■ What is asked
Search the listing below for the word "orcid" and copy each line that holds it.

────────────────

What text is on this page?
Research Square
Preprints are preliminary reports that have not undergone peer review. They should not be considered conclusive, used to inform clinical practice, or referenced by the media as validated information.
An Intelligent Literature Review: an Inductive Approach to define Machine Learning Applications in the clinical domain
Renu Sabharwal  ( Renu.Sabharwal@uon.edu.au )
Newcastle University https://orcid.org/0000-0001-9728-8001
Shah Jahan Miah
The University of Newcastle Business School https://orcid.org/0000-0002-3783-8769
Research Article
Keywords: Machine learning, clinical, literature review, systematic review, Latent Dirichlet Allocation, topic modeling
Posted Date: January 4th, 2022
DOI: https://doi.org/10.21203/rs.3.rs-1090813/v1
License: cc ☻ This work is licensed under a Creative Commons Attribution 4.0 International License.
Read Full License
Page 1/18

────────────────

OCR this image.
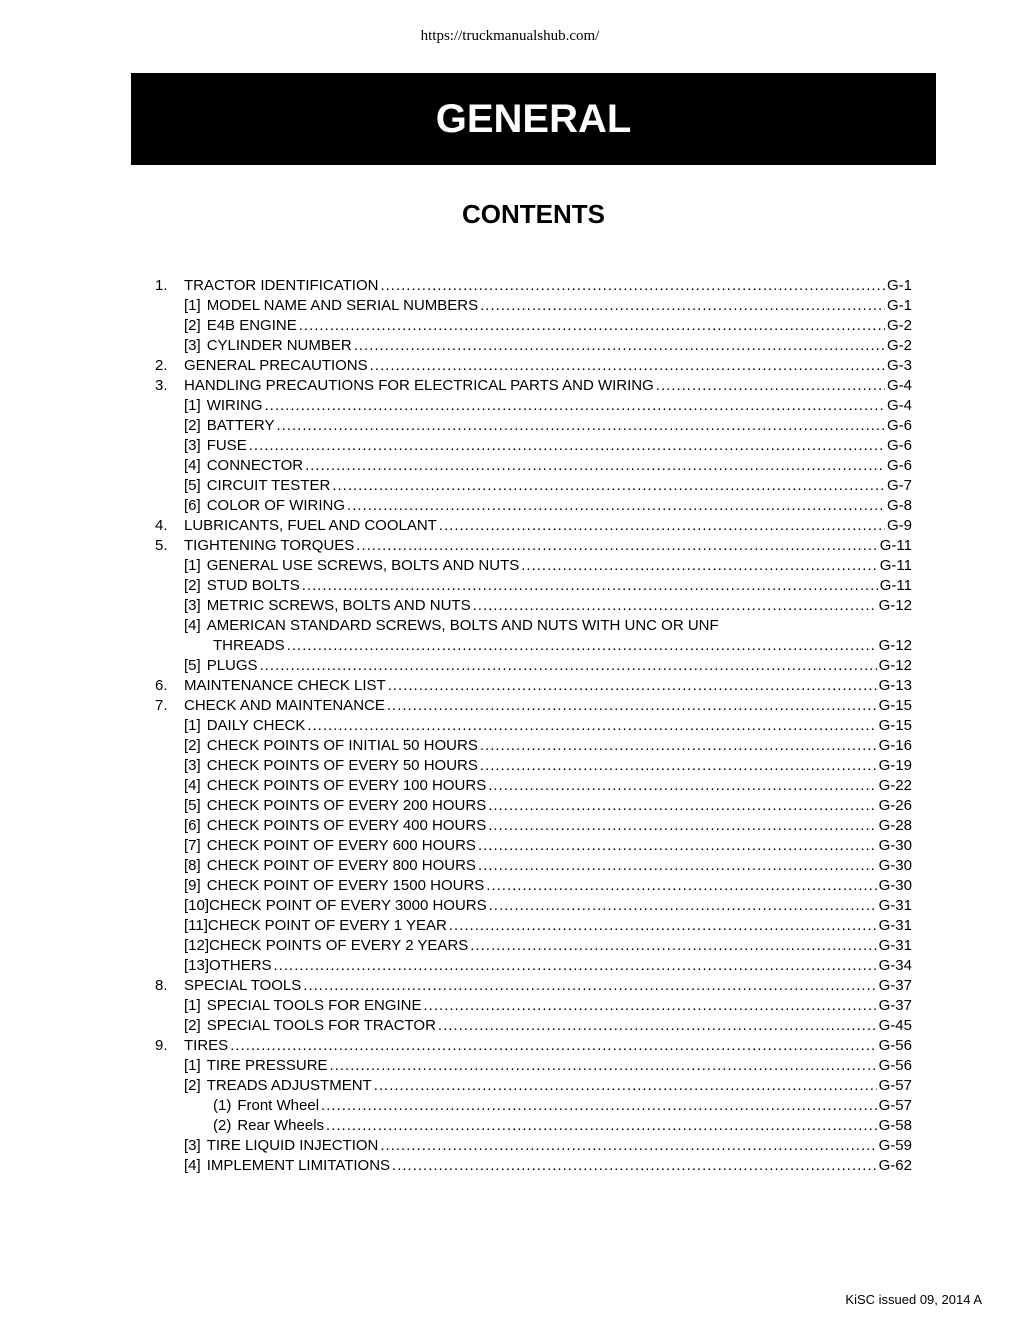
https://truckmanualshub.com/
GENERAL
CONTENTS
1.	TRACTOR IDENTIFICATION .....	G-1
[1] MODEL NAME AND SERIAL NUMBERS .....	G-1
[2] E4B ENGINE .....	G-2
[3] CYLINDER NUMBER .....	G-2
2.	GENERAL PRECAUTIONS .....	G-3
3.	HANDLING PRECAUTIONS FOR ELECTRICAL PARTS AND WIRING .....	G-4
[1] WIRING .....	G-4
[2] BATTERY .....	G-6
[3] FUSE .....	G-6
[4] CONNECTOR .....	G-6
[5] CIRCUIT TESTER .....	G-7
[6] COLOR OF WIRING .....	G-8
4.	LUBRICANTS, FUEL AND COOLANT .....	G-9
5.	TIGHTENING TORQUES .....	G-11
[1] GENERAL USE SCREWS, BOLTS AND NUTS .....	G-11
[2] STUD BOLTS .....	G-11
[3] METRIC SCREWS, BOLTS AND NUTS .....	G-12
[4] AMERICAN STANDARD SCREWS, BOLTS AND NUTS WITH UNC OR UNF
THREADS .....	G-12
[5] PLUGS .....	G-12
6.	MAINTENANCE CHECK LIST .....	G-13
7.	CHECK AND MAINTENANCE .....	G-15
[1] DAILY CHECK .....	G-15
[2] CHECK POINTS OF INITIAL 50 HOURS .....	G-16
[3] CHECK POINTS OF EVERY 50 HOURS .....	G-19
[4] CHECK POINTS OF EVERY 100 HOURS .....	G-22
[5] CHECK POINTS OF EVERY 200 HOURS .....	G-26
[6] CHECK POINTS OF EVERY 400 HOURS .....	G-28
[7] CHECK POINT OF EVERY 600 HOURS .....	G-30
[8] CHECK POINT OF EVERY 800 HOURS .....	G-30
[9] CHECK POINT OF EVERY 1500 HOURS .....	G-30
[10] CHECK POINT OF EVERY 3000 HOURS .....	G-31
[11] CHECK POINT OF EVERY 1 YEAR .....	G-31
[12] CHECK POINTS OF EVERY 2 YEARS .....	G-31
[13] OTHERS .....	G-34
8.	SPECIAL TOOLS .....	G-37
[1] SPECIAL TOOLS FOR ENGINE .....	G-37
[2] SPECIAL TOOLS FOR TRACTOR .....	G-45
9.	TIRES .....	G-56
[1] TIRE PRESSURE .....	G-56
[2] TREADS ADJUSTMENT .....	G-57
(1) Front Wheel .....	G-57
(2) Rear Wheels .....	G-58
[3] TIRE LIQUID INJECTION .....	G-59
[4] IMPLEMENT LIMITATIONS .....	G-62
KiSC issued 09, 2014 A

────────────────

■ Response
Newcastle University https://orcid.org/0000-0001-9728-8001
The University of Newcastle Business School https://orcid.org/0000-0002-3783-8769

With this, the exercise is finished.